→ **Exercise details**: Write out every entry exactly as it stands.

[Collected data entries]
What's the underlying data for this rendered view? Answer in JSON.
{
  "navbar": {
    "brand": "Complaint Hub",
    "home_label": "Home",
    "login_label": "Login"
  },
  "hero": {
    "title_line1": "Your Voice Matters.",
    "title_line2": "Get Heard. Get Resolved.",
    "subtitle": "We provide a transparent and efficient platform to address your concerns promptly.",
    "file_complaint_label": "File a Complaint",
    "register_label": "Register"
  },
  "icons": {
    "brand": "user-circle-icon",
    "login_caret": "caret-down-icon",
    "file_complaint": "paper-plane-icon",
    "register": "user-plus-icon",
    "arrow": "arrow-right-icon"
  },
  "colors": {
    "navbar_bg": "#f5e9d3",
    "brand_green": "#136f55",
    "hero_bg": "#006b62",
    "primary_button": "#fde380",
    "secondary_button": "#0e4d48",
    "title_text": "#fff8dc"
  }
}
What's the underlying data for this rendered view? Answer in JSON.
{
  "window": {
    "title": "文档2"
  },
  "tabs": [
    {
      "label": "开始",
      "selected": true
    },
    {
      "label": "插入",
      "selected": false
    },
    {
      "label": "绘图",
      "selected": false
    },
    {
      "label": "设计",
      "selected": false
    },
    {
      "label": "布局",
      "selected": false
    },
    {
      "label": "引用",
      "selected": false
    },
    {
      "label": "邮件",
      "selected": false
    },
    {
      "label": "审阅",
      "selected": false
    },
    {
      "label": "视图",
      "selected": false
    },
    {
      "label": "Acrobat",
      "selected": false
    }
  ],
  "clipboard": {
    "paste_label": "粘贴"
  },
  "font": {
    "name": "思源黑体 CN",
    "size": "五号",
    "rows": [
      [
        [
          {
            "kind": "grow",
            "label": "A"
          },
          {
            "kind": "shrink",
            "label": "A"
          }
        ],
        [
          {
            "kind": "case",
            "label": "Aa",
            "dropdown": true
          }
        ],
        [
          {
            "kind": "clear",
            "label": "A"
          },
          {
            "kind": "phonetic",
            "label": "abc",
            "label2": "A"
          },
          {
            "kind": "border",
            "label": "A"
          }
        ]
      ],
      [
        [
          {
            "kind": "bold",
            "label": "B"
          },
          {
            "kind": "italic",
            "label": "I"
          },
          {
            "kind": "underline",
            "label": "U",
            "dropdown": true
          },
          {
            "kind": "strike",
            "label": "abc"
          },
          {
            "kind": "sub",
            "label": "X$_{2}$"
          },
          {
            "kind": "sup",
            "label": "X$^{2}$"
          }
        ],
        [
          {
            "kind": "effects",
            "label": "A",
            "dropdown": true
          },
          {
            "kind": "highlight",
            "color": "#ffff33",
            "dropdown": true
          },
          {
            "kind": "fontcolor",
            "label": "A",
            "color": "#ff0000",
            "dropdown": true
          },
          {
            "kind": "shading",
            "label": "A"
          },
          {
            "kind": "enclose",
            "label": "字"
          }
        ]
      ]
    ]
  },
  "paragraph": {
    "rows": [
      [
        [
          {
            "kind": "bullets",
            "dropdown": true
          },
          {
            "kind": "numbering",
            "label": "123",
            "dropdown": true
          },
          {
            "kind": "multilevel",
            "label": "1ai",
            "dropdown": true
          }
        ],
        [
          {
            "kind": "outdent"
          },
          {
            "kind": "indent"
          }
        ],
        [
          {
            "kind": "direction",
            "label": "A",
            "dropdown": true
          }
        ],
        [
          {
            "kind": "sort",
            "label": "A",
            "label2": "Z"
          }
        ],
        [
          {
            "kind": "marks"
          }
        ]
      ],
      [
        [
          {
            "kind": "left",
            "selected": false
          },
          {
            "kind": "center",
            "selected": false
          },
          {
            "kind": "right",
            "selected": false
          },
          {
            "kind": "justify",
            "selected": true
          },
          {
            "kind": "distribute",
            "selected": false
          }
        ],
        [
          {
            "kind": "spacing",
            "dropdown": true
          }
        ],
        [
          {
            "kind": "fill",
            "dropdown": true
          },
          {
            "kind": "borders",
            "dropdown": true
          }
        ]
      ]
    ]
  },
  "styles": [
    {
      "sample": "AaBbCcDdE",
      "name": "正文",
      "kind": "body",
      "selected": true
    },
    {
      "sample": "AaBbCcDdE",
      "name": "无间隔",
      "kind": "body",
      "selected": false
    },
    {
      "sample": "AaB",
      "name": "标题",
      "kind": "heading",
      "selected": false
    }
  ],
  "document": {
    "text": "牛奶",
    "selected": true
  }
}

→ **Result for this exercise**:
What's the underlying data for this rendered view? Answer in JSON.
{
  "navbar": {
    "brand": "Complaint Hub",
    "home_label": "Home",
    "login_label": "Login"
  },
  "hero": {
    "title_line1": "Your Voice Matters.",
    "title_line2": "Get Heard. Get Resolved.",
    "subtitle": "We provide a transparent and efficient platform to address your concerns promptly.",
    "file_complaint_label": "File a Complaint",
    "register_label": "Register"
  },
  "icons": {
    "brand": "user-circle-icon",
    "login_caret": "caret-down-icon",
    "file_complaint": "paper-plane-icon",
    "register": "user-plus-icon",
    "arrow": "arrow-right-icon"
  },
  "colors": {
    "navbar_bg": "#f5e9d3",
    "brand_green": "#136f55",
    "hero_bg": "#006b62",
    "primary_button": "#fde380",
    "secondary_button": "#0e4d48",
    "title_text": "#fff8dc"
  }
}
What's the underlying data for this rendered view? Answer in JSON.
{
  "window": {
    "title": "文档2"
  },
  "tabs": [
    {
      "label": "开始",
      "selected": true
    },
    {
      "label": "插入",
      "selected": false
    },
    {
      "label": "绘图",
      "selected": false
    },
    {
      "label": "设计",
      "selected": false
    },
    {
      "label": "布局",
      "selected": false
    },
    {
      "label": "引用",
      "selected": false
    },
    {
      "label": "邮件",
      "selected": false
    },
    {
      "label": "审阅",
      "selected": false
    },
    {
      "label": "视图",
      "selected": false
    },
    {
      "label": "Acrobat",
      "selected": false
    }
  ],
  "clipboard": {
    "paste_label": "粘贴"
  },
  "font": {
    "name": "思源黑体 CN",
    "size": "五号",
    "rows": [
      [
        [
          {
            "kind": "grow",
            "label": "A"
          },
          {
            "kind": "shrink",
            "label": "A"
          }
        ],
        [
          {
            "kind": "case",
            "label": "Aa",
            "dropdown": true
          }
        ],
        [
          {
            "kind": "clear",
            "label": "A"
          },
          {
            "kind": "phonetic",
            "label": "abc",
            "label2": "A"
          },
          {
            "kind": "border",
            "label": "A"
          }
        ]
      ],
      [
        [
          {
            "kind": "bold",
            "label": "B"
          },
          {
            "kind": "italic",
            "label": "I"
          },
          {
            "kind": "underline",
            "label": "U",
            "dropdown": true
          },
          {
            "kind": "strike",
            "label": "abc"
          },
          {
            "kind": "sub",
            "label": "X$_{2}$"
          },
          {
            "kind": "sup",
            "label": "X$^{2}$"
          }
        ],
        [
          {
            "kind": "effects",
            "label": "A",
            "dropdown": true
          },
          {
            "kind": "highlight",
            "color": "#ffff33",
            "dropdown": true
          },
          {
            "kind": "fontcolor",
            "label": "A",
            "color": "#ff0000",
            "dropdown": true
          },
          {
            "kind": "shading",
            "label": "A"
          },
          {
            "kind": "enclose",
            "label": "字"
          }
        ]
      ]
    ]
  },
  "paragraph": {
    "rows": [
      [
        [
          {
            "kind": "bullets",
            "dropdown": true
          },
          {
            "kind": "numbering",
            "label": "123",
            "dropdown": true
          },
          {
            "kind": "multilevel",
            "label": "1ai",
            "dropdown": true
          }
        ],
        [
          {
            "kind": "outdent"
          },
          {
            "kind": "indent"
          }
        ],
        [
          {
            "kind": "direction",
            "label": "A",
            "dropdown": true
          }
        ],
        [
          {
            "kind": "sort",
            "label": "A",
            "label2": "Z"
          }
        ],
        [
          {
            "kind": "marks"
          }
        ]
      ],
      [
        [
          {
            "kind": "left",
            "selected": false
          },
          {
            "kind": "center",
            "selected": false
          },
          {
            "kind": "right",
            "selected": false
          },
          {
            "kind": "justify",
            "selected": true
          },
          {
            "kind": "distribute",
            "selected": false
          }
        ],
        [
          {
            "kind": "spacing",
            "dropdown": true
          }
        ],
        [
          {
            "kind": "fill",
            "dropdown": true
          },
          {
            "kind": "borders",
            "dropdown": true
          }
        ]
      ]
    ]
  },
  "styles": [
    {
      "sample": "AaBbCcDdE",
      "name": "正文",
      "kind": "body",
      "selected": true
    },
    {
      "sample": "AaBbCcDdE",
      "name": "无间隔",
      "kind": "body",
      "selected": false
    },
    {
      "sample": "AaB",
      "name": "标题",
      "kind": "heading",
      "selected": false
    }
  ],
  "document": {
    "text": "牛奶",
    "selected": true
  }
}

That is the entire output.